**WRITTEN INSTRUCTION:**
Check each line of the data for "this" and select those that have it.
::: ENTRIES
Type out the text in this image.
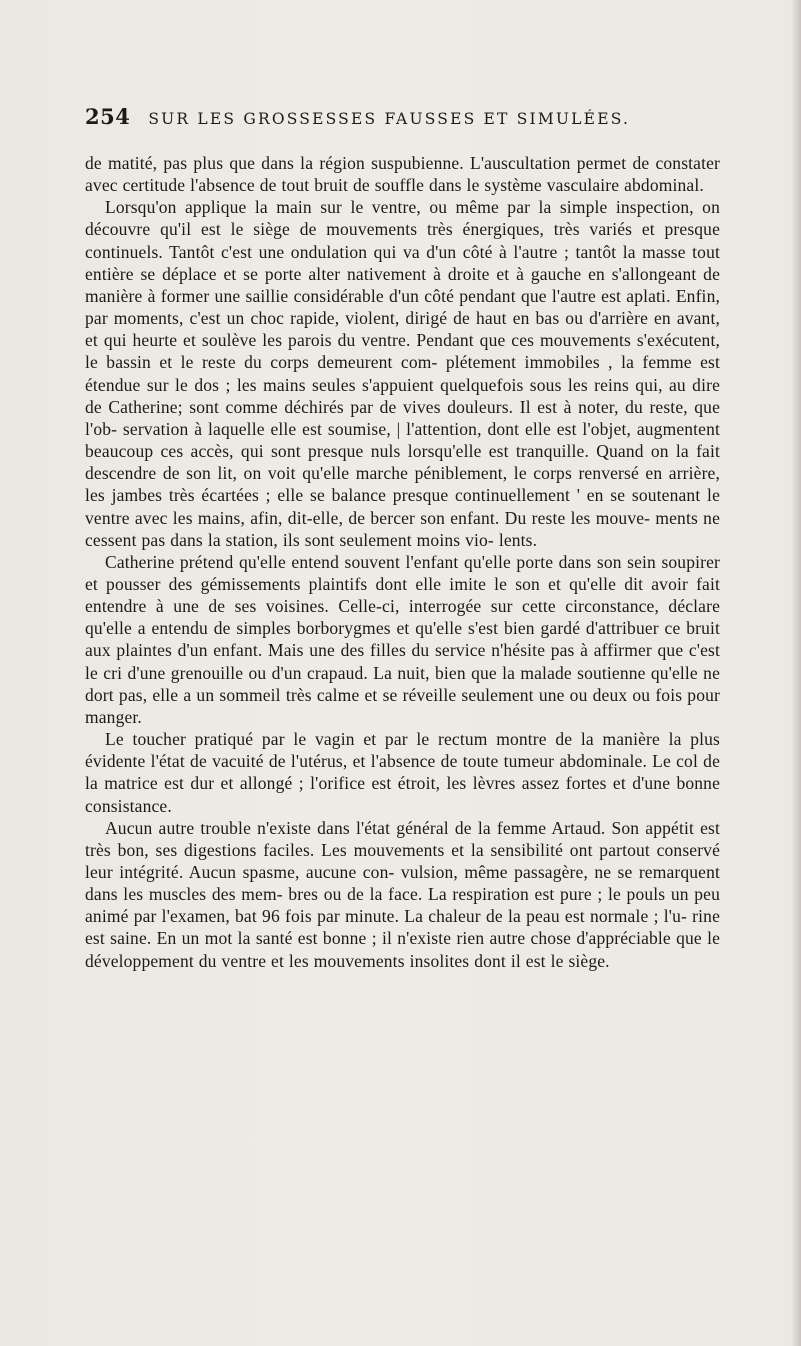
254 SUR LES GROSSESSES FAUSSES ET SIMULÉES.

de matité, pas plus que dans la région suspubienne. L'auscultation permet de constater avec certitude l'absence de tout bruit de souffle dans le système vasculaire abdominal.

Lorsqu'on applique la main sur le ventre, ou même par la simple inspection, on découvre qu'il est le siège de mouvements très énergiques, très variés et presque continuels. Tantôt c'est une ondulation qui va d'un côté à l'autre ; tantôt la masse tout entière se déplace et se porte alter nativement à droite et à gauche en s'allongeant de manière à former une saillie considérable d'un côté pendant que l'autre est aplati. Enfin, par moments, c'est un choc rapide, violent, dirigé de haut en bas ou d'arrière en avant, et qui heurte et soulève les parois du ventre. Pendant que ces mouvements s'exécutent, le bassin et le reste du corps demeurent com- plétement immobiles , la femme est étendue sur le dos ; les mains seules s'appuient quelquefois sous les reins qui, au dire de Catherine; sont comme déchirés par de vives douleurs. Il est à noter, du reste, que l'ob- servation à laquelle elle est soumise, | l'attention, dont elle est l'objet, augmentent beaucoup ces accès, qui sont presque nuls lorsqu'elle est tranquille. Quand on la fait descendre de son lit, on voit qu'elle marche péniblement, le corps renversé en arrière, les jambes très écartées ; elle se balance presque continuellement ' en se soutenant le ventre avec les mains, afin, dit-elle, de bercer son enfant. Du reste les mouve- ments ne cessent pas dans la station, ils sont seulement moins vio- lents.

Catherine prétend qu'elle entend souvent l'enfant qu'elle porte dans son sein soupirer et pousser des gémissements plaintifs dont elle imite le son et qu'elle dit avoir fait entendre à une de ses voisines. Celle-ci, interrogée sur cette circonstance, déclare qu'elle a entendu de simples borborygmes et qu'elle s'est bien gardé d'attribuer ce bruit aux plaintes d'un enfant. Mais une des filles du service n'hésite pas à affirmer que c'est le cri d'une grenouille ou d'un crapaud. La nuit, bien que la malade soutienne qu'elle ne dort pas, elle a un sommeil très calme et se réveille seulement une ou deux ou fois pour manger.

Le toucher pratiqué par le vagin et par le rectum montre de la manière la plus évidente l'état de vacuité de l'utérus, et l'absence de toute tumeur abdominale. Le col de la matrice est dur et allongé ; l'orifice est étroit, les lèvres assez fortes et d'une bonne consistance.

Aucun autre trouble n'existe dans l'état général de la femme Artaud. Son appétit est très bon, ses digestions faciles. Les mouvements et la sensibilité ont partout conservé leur intégrité. Aucun spasme, aucune con- vulsion, même passagère, ne se remarquent dans les muscles des mem- bres ou de la face. La respiration est pure ; le pouls un peu animé par l'examen, bat 96 fois par minute. La chaleur de la peau est normale ; l'u- rine est saine. En un mot la santé est bonne ; il n'existe rien autre chose d'appréciable que le développement du ventre et les mouvements insolites dont il est le siège.
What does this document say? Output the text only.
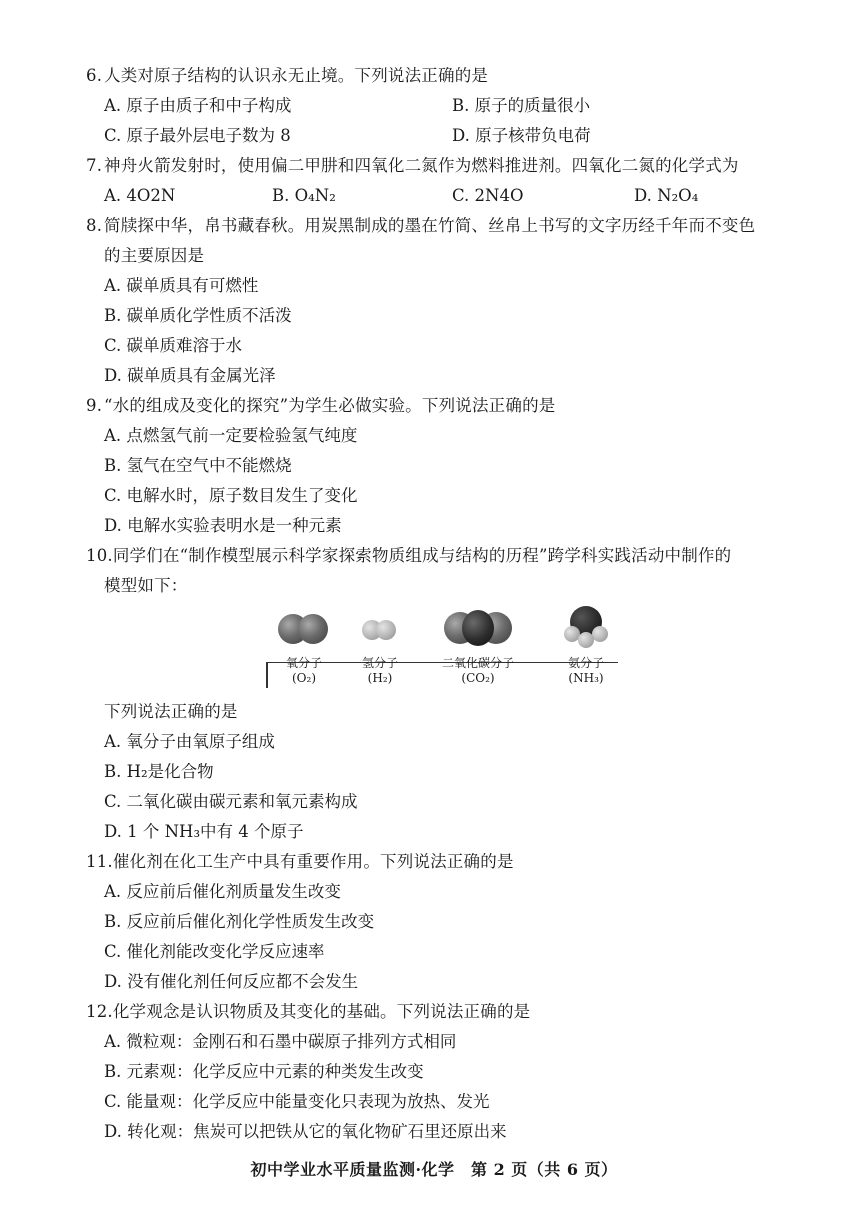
6. 人类对原子结构的认识永无止境。下列说法正确的是
A. 原子由质子和中子构成	B. 原子的质量很小
C. 原子最外层电子数为 8	D. 原子核带负电荷
7. 神舟火箭发射时，使用偏二甲肼和四氧化二氮作为燃料推进剂。四氧化二氮的化学式为
A. 4O2N	B. O₄N₂	C. 2N4O	D. N₂O₄
8. 简牍探中华，帛书藏春秋。用炭黑制成的墨在竹简、丝帛上书写的文字历经千年而不变色
的主要原因是
A. 碳单质具有可燃性
B. 碳单质化学性质不活泼
C. 碳单质难溶于水
D. 碳单质具有金属光泽
9. “水的组成及变化的探究”为学生必做实验。下列说法正确的是
A. 点燃氢气前一定要检验氢气纯度
B. 氢气在空气中不能燃烧
C. 电解水时，原子数目发生了变化
D. 电解水实验表明水是一种元素
10.同学们在“制作模型展示科学家探索物质组成与结构的历程”跨学科实践活动中制作的
模型如下：
氧分子
(O₂)
氢分子
(H₂)
二氧化碳分子
(CO₂)
氨分子
(NH₃)
下列说法正确的是
A. 氧分子由氧原子组成
B. H₂是化合物
C. 二氧化碳由碳元素和氧元素构成
D. 1 个 NH₃中有 4 个原子
11.催化剂在化工生产中具有重要作用。下列说法正确的是
A. 反应前后催化剂质量发生改变
B. 反应前后催化剂化学性质发生改变
C. 催化剂能改变化学反应速率
D. 没有催化剂任何反应都不会发生
12.化学观念是认识物质及其变化的基础。下列说法正确的是
A. 微粒观：金刚石和石墨中碳原子排列方式相同
B. 元素观：化学反应中元素的种类发生改变
C. 能量观：化学反应中能量变化只表现为放热、发光
D. 转化观：焦炭可以把铁从它的氧化物矿石里还原出来
初中学业水平质量监测·化学　第 2 页（共 6 页）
::::::
**FINAL RESULT:**
Type out the text in this image.
What does this document say? Output the text only.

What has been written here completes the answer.